>> Begin Material for the task

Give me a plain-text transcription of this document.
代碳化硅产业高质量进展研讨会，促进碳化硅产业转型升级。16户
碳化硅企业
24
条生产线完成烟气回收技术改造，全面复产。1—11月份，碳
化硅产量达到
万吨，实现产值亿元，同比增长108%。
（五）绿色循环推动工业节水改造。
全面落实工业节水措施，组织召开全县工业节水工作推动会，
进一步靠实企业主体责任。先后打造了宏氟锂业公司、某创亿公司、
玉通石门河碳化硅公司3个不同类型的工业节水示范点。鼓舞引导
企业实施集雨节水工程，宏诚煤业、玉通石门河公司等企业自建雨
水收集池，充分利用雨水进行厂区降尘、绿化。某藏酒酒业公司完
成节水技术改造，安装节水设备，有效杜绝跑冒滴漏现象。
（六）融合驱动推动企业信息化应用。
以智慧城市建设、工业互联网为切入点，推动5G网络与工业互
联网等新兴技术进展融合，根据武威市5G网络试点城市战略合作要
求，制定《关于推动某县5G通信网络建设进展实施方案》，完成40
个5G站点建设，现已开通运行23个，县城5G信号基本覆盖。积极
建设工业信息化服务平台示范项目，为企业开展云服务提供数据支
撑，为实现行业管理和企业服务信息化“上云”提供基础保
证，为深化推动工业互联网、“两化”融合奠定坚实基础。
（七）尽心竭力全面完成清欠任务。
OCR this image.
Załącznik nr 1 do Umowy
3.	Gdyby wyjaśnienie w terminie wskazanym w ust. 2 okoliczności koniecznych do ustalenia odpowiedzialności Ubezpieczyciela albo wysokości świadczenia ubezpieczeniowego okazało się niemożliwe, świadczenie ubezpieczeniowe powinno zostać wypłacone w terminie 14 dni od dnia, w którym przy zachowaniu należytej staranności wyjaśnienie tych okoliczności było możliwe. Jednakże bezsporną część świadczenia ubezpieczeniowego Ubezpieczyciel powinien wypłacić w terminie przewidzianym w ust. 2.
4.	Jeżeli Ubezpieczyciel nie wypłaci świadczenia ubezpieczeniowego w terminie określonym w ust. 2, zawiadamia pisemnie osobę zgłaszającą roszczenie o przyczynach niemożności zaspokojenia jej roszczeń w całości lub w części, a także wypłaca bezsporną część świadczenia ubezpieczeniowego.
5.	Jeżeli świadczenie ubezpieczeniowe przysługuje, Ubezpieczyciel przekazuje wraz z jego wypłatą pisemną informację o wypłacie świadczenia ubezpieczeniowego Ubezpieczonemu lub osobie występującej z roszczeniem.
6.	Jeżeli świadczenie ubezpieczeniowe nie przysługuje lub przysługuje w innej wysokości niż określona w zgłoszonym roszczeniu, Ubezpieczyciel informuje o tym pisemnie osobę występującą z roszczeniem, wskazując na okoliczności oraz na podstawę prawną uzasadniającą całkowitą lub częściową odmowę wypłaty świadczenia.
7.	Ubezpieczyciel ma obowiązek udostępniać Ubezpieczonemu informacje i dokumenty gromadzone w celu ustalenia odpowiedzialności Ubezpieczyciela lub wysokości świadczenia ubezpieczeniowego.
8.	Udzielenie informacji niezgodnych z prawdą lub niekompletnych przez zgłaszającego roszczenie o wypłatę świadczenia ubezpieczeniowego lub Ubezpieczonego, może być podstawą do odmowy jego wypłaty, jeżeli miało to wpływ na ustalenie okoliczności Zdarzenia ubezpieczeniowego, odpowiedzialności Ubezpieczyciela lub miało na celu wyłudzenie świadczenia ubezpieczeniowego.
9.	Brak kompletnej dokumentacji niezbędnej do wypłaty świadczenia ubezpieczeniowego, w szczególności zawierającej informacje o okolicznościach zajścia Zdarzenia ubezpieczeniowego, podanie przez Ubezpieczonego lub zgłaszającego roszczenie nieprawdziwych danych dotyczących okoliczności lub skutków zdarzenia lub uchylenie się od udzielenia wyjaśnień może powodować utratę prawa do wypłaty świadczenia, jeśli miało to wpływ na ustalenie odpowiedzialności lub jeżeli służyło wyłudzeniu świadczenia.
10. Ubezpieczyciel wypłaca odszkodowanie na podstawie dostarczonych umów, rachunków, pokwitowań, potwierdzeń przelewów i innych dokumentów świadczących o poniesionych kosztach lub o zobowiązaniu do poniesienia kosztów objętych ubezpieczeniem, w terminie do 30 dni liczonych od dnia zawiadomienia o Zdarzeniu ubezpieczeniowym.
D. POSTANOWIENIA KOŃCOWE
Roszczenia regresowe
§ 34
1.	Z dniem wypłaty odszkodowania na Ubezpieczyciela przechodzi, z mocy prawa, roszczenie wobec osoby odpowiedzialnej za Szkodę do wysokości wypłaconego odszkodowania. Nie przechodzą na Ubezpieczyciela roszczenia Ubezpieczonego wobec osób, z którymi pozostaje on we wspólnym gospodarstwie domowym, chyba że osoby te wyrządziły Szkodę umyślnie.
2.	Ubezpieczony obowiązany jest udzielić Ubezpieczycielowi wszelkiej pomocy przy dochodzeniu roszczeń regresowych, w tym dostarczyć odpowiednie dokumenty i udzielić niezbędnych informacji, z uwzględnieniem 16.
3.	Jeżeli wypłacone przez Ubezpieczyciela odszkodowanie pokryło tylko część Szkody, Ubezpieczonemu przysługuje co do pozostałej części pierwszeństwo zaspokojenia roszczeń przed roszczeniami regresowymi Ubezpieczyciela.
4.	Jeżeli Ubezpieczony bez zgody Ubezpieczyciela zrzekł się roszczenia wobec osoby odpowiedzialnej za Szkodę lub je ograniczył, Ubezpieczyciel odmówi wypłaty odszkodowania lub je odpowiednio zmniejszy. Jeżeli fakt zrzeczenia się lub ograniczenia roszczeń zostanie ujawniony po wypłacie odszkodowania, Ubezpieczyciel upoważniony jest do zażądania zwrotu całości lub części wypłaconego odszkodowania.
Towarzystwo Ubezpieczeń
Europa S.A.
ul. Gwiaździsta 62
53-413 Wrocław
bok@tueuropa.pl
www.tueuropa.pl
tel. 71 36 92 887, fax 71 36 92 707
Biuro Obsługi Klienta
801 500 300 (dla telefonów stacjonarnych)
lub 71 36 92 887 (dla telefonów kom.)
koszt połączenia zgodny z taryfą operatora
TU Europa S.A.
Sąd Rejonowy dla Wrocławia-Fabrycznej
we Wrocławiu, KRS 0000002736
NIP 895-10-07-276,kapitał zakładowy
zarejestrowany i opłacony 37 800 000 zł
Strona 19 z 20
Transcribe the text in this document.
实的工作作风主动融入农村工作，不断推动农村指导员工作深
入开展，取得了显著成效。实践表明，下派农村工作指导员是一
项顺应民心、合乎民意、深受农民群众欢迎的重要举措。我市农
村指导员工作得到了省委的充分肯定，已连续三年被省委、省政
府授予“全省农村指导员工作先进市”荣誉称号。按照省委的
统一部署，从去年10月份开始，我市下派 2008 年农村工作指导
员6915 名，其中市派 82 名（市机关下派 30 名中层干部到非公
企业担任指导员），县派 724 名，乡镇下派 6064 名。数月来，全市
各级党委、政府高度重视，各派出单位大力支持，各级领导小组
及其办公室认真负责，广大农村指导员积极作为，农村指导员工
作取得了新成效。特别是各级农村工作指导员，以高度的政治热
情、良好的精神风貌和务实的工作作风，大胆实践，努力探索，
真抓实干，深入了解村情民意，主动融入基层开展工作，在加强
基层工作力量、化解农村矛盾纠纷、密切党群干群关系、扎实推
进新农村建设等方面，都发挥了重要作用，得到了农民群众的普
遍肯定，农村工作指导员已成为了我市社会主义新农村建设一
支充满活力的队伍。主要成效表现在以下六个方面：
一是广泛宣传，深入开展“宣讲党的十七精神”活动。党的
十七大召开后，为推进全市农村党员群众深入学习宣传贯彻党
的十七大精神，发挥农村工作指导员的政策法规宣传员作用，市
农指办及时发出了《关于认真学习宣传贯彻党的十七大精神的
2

>> End Material for the task

Gather up the lines containing the word "document" from these records and copy them.

_The output:_
Give me a plain-text transcription of this document.
Transcribe the text in this document.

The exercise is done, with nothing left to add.